▶ Exercise prompt
Your task is to return, exactly, the run of lines starting at the line holding "Parse this screenshot: output" and ending at the line holding "What data populates", both ends included and no other lines.

▶ Excerpted data
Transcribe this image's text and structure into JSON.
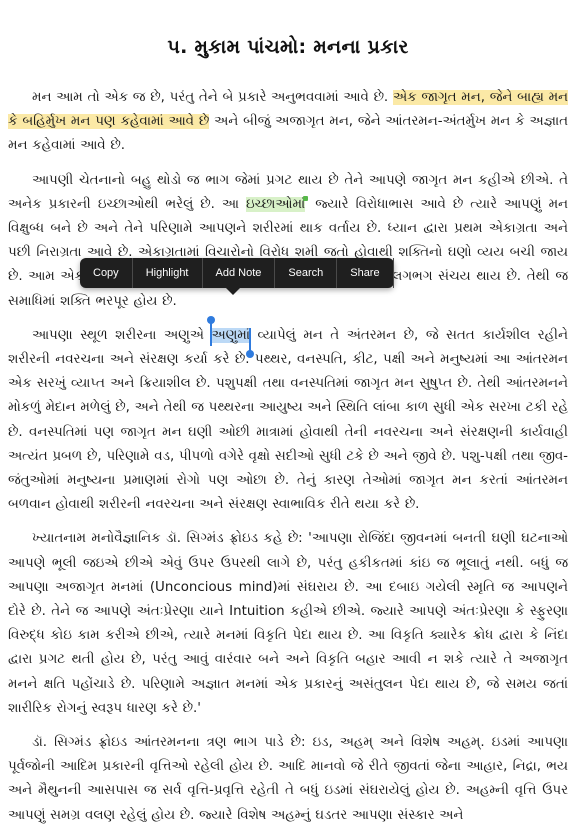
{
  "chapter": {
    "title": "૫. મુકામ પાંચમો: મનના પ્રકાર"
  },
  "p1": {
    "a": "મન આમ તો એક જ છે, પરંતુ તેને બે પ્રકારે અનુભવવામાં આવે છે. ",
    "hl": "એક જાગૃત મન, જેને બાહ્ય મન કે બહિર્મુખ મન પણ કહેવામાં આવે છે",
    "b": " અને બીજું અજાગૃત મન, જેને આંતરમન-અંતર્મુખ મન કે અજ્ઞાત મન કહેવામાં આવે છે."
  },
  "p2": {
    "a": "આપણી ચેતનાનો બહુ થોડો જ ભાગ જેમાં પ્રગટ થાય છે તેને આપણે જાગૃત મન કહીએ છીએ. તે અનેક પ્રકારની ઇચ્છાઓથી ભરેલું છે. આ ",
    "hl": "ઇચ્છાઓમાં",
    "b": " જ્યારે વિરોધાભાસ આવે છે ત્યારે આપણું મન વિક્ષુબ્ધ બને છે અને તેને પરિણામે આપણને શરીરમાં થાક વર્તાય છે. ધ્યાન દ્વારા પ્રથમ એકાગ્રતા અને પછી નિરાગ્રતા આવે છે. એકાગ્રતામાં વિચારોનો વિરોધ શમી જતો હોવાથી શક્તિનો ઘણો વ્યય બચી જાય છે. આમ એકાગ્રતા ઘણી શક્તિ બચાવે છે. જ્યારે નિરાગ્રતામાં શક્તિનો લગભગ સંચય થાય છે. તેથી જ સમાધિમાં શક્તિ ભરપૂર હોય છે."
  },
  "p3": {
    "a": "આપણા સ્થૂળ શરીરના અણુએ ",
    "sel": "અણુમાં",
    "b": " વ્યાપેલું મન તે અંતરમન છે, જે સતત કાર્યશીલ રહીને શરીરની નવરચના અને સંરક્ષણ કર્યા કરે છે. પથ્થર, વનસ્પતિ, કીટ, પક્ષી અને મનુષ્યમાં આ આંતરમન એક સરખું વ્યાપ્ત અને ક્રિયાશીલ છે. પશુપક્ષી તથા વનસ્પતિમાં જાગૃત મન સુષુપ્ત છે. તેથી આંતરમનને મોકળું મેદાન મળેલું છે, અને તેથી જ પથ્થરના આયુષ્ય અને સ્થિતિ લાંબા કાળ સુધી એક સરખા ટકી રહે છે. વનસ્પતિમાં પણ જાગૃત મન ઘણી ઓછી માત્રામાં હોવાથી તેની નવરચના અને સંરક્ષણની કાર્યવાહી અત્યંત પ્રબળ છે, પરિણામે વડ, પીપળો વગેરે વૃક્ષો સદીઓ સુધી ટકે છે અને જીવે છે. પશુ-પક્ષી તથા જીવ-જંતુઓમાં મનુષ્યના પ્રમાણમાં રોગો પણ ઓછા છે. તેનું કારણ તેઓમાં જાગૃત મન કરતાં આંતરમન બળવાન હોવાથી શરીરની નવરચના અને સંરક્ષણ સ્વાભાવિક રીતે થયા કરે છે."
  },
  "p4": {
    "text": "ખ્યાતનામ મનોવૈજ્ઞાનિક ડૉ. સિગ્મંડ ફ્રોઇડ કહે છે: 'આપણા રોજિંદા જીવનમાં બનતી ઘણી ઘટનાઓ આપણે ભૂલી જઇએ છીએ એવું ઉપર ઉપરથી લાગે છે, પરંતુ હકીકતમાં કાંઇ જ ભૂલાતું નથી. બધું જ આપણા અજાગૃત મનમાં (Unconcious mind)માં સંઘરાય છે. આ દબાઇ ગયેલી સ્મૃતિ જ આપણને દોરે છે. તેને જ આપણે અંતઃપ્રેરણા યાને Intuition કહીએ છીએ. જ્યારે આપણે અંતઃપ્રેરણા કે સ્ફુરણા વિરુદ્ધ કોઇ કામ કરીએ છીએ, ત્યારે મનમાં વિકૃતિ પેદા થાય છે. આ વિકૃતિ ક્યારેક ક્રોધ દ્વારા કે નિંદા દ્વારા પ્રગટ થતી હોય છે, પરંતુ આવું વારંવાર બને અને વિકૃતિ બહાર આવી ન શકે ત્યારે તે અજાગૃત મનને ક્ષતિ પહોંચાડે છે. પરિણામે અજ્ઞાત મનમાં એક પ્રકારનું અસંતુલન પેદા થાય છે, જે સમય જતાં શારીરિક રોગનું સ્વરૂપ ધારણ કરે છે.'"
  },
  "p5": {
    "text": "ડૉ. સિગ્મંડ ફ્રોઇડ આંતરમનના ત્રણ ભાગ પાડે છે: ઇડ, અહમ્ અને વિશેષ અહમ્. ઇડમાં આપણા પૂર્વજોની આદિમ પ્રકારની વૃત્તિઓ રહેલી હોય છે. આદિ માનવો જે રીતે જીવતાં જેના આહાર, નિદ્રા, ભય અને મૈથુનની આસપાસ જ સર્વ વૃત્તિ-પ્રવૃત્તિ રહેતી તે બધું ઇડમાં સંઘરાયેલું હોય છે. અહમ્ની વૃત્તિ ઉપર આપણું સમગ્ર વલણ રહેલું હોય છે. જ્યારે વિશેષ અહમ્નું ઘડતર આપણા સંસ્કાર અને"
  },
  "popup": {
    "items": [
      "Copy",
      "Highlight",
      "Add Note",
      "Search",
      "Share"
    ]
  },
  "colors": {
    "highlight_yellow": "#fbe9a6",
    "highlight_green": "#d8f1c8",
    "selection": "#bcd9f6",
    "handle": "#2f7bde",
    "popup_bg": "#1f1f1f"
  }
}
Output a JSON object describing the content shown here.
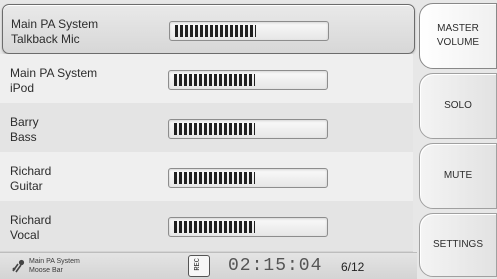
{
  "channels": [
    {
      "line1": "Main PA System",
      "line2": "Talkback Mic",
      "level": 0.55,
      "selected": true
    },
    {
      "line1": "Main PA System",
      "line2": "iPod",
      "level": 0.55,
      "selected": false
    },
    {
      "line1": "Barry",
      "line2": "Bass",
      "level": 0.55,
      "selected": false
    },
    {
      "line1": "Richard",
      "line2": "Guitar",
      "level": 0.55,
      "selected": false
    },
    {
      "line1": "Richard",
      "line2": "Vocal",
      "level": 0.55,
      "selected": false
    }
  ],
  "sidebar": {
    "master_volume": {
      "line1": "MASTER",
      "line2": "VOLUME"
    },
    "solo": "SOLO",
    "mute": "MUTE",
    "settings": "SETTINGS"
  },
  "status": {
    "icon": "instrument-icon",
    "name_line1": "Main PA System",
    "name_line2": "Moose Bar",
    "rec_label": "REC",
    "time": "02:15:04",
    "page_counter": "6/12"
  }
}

---

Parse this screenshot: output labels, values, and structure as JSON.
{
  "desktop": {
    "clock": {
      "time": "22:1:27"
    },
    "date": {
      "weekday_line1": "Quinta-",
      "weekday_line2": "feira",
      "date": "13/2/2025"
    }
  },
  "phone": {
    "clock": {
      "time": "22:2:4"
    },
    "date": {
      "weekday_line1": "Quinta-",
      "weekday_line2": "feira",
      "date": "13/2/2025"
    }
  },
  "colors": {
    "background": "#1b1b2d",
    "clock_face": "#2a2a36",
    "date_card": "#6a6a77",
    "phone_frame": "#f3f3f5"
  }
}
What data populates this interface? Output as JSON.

▶ Correct output
Parse this screenshot: output labels, values, and structure as JSON.
{
  "desktop": {
    "clock": {
      "time": "22:1:27"
    },
    "date": {
      "weekday_line1": "Quinta-",
      "weekday_line2": "feira",
      "date": "13/2/2025"
    }
  },
  "phone": {
    "clock": {
      "time": "22:2:4"
    },
    "date": {
      "weekday_line1": "Quinta-",
      "weekday_line2": "feira",
      "date": "13/2/2025"
    }
  },
  "colors": {
    "background": "#1b1b2d",
    "clock_face": "#2a2a36",
    "date_card": "#6a6a77",
    "phone_frame": "#f3f3f5"
  }
}
What data populates this interface? Output as JSON.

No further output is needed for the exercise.